> What is needed: Write out every line of the material exactly as it appears.

> Supplied records:

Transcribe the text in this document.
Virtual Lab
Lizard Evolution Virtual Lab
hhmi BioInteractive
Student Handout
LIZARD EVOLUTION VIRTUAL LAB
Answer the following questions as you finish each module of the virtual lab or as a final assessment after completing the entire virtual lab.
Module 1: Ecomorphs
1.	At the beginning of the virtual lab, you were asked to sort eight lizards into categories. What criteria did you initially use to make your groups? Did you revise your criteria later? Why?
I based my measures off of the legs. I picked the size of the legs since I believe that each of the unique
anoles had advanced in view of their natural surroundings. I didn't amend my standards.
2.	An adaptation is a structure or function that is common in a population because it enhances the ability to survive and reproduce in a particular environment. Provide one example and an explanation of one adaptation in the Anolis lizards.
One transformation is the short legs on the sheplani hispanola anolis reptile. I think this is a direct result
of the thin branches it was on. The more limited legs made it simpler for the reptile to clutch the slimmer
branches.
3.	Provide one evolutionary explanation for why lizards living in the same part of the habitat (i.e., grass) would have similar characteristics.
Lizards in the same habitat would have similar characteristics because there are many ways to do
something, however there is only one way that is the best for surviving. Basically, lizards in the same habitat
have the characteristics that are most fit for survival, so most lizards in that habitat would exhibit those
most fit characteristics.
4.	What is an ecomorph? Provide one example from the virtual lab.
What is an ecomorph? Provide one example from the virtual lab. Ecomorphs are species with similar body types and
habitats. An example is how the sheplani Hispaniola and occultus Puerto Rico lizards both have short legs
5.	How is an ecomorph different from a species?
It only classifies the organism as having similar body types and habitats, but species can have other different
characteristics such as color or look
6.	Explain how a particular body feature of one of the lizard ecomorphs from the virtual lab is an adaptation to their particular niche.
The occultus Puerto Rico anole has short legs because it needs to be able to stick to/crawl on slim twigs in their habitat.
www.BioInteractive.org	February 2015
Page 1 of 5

> The output:
Transcribe the text in this document.
Virtual Lab
Lizard Evolution Virtual Lab
hhmi BioInteractive
Student Handout
LIZARD EVOLUTION VIRTUAL LAB
Answer the following questions as you finish each module of the virtual lab or as a final assessment after completing the entire virtual lab.
Module 1: Ecomorphs
1.	At the beginning of the virtual lab, you were asked to sort eight lizards into categories. What criteria did you initially use to make your groups? Did you revise your criteria later? Why?
I based my measures off of the legs. I picked the size of the legs since I believe that each of the unique
anoles had advanced in view of their natural surroundings. I didn't amend my standards.
2.	An adaptation is a structure or function that is common in a population because it enhances the ability to survive and reproduce in a particular environment. Provide one example and an explanation of one adaptation in the Anolis lizards.
One transformation is the short legs on the sheplani hispanola anolis reptile. I think this is a direct result
of the thin branches it was on. The more limited legs made it simpler for the reptile to clutch the slimmer
branches.
3.	Provide one evolutionary explanation for why lizards living in the same part of the habitat (i.e., grass) would have similar characteristics.
Lizards in the same habitat would have similar characteristics because there are many ways to do
something, however there is only one way that is the best for surviving. Basically, lizards in the same habitat
have the characteristics that are most fit for survival, so most lizards in that habitat would exhibit those
most fit characteristics.
4.	What is an ecomorph? Provide one example from the virtual lab.
What is an ecomorph? Provide one example from the virtual lab. Ecomorphs are species with similar body types and
habitats. An example is how the sheplani Hispaniola and occultus Puerto Rico lizards both have short legs
5.	How is an ecomorph different from a species?
It only classifies the organism as having similar body types and habitats, but species can have other different
characteristics such as color or look
6.	Explain how a particular body feature of one of the lizard ecomorphs from the virtual lab is an adaptation to their particular niche.
The occultus Puerto Rico anole has short legs because it needs to be able to stick to/crawl on slim twigs in their habitat.
www.BioInteractive.org	February 2015
Page 1 of 5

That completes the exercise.